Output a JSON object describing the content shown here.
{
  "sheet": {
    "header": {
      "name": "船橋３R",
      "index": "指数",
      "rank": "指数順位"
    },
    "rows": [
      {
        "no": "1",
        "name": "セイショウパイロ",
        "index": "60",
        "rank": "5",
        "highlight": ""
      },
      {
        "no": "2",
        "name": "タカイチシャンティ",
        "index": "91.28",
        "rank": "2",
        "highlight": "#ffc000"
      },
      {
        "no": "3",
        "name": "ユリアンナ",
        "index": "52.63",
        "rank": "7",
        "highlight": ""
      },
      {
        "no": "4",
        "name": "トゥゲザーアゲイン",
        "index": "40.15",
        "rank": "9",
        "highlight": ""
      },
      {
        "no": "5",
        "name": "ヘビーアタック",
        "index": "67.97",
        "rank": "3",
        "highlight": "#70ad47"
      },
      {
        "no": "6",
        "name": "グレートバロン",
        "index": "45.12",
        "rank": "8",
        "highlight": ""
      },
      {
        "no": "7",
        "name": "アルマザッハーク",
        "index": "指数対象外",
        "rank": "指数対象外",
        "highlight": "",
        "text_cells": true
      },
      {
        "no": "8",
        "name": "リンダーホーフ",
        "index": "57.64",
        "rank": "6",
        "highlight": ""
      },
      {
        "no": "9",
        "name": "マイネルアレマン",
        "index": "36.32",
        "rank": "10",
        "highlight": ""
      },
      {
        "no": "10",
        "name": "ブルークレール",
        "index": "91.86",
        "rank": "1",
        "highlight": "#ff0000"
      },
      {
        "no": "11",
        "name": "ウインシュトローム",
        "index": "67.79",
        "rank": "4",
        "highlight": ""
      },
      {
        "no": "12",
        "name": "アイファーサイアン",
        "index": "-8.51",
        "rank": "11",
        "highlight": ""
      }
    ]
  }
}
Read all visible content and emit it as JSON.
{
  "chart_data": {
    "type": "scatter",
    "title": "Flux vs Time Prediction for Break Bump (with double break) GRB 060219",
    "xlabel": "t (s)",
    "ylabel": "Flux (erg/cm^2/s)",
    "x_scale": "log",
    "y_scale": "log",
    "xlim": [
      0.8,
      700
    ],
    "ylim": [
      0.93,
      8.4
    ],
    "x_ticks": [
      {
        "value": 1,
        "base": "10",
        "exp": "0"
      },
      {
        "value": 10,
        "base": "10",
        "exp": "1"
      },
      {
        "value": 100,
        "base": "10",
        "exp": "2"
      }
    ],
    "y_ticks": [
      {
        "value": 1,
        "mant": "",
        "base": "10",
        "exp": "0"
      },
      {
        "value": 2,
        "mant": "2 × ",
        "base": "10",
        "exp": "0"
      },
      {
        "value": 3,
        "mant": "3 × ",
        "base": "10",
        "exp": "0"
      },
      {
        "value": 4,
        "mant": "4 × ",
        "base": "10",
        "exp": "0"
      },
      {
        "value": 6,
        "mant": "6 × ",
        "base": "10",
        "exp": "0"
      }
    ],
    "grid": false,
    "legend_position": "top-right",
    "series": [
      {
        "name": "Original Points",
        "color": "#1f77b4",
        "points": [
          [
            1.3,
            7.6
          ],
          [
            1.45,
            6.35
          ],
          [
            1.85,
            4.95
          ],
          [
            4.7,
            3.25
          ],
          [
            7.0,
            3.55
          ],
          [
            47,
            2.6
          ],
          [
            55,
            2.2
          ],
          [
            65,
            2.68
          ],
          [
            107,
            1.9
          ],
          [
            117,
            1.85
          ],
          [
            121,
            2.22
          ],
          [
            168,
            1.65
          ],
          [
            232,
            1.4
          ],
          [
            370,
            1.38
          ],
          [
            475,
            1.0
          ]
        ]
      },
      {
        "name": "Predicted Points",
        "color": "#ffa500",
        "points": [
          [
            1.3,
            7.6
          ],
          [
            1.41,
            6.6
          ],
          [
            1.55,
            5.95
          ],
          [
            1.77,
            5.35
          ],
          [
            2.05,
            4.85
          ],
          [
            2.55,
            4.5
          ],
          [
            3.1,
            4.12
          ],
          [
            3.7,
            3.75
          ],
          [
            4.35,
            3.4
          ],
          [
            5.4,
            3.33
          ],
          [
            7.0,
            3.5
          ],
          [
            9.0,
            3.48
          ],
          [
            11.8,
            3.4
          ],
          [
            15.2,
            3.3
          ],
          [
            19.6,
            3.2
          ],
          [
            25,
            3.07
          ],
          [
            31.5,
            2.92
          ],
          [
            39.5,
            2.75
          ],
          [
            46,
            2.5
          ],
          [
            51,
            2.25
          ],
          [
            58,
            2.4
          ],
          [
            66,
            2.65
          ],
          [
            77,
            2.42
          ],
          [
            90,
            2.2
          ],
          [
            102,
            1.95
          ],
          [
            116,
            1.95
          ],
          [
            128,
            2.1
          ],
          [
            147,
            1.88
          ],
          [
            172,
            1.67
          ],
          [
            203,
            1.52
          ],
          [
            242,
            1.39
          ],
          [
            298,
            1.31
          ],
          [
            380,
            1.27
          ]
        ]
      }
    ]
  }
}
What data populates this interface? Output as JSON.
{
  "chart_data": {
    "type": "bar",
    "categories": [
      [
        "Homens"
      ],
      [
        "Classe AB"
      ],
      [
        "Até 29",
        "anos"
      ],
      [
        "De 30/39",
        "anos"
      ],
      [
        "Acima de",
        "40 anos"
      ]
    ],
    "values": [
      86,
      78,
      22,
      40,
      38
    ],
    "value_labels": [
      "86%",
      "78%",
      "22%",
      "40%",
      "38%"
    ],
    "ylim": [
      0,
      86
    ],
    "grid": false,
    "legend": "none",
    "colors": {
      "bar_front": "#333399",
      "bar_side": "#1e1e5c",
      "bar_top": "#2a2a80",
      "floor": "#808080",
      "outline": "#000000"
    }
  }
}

## Directions for this task
Repeat exactly, and only, the lines of the records above, starting with the line that contains "What data populates" and ending with the final line, both included.

## Answer below
What data populates this interface? Output as JSON.
{
  "chart_data": {
    "type": "bar",
    "categories": [
      [
        "Homens"
      ],
      [
        "Classe AB"
      ],
      [
        "Até 29",
        "anos"
      ],
      [
        "De 30/39",
        "anos"
      ],
      [
        "Acima de",
        "40 anos"
      ]
    ],
    "values": [
      86,
      78,
      22,
      40,
      38
    ],
    "value_labels": [
      "86%",
      "78%",
      "22%",
      "40%",
      "38%"
    ],
    "ylim": [
      0,
      86
    ],
    "grid": false,
    "legend": "none",
    "colors": {
      "bar_front": "#333399",
      "bar_side": "#1e1e5c",
      "bar_top": "#2a2a80",
      "floor": "#808080",
      "outline": "#000000"
    }
  }
}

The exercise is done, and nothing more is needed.